BEGIN Given records

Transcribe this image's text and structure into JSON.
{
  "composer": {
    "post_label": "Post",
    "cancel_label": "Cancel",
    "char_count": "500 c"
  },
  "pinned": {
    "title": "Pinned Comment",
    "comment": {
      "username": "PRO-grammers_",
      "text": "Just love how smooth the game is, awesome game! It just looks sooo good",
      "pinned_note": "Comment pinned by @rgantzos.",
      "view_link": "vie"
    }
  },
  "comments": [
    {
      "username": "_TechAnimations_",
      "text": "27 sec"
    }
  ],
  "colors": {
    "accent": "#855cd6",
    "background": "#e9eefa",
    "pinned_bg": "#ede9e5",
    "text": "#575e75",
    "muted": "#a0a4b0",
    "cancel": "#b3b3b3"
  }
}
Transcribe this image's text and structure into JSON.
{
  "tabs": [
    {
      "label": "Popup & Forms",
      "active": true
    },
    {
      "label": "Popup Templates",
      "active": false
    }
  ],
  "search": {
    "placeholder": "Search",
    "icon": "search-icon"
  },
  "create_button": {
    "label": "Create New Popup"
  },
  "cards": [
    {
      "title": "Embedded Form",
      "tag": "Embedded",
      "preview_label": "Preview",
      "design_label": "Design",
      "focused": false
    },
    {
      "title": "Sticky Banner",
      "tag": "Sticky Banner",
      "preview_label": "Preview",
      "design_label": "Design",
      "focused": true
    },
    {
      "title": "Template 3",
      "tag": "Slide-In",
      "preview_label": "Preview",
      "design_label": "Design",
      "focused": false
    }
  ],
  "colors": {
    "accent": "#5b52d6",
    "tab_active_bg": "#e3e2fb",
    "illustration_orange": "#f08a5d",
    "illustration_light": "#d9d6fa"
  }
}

END Given records

Given instruction — Write out the complete set of records exactly as given.

Answer for the task —
Transcribe this image's text and structure into JSON.
{
  "composer": {
    "post_label": "Post",
    "cancel_label": "Cancel",
    "char_count": "500 c"
  },
  "pinned": {
    "title": "Pinned Comment",
    "comment": {
      "username": "PRO-grammers_",
      "text": "Just love how smooth the game is, awesome game! It just looks sooo good",
      "pinned_note": "Comment pinned by @rgantzos.",
      "view_link": "vie"
    }
  },
  "comments": [
    {
      "username": "_TechAnimations_",
      "text": "27 sec"
    }
  ],
  "colors": {
    "accent": "#855cd6",
    "background": "#e9eefa",
    "pinned_bg": "#ede9e5",
    "text": "#575e75",
    "muted": "#a0a4b0",
    "cancel": "#b3b3b3"
  }
}
Transcribe this image's text and structure into JSON.
{
  "tabs": [
    {
      "label": "Popup & Forms",
      "active": true
    },
    {
      "label": "Popup Templates",
      "active": false
    }
  ],
  "search": {
    "placeholder": "Search",
    "icon": "search-icon"
  },
  "create_button": {
    "label": "Create New Popup"
  },
  "cards": [
    {
      "title": "Embedded Form",
      "tag": "Embedded",
      "preview_label": "Preview",
      "design_label": "Design",
      "focused": false
    },
    {
      "title": "Sticky Banner",
      "tag": "Sticky Banner",
      "preview_label": "Preview",
      "design_label": "Design",
      "focused": true
    },
    {
      "title": "Template 3",
      "tag": "Slide-In",
      "preview_label": "Preview",
      "design_label": "Design",
      "focused": false
    }
  ],
  "colors": {
    "accent": "#5b52d6",
    "tab_active_bg": "#e3e2fb",
    "illustration_orange": "#f08a5d",
    "illustration_light": "#d9d6fa"
  }
}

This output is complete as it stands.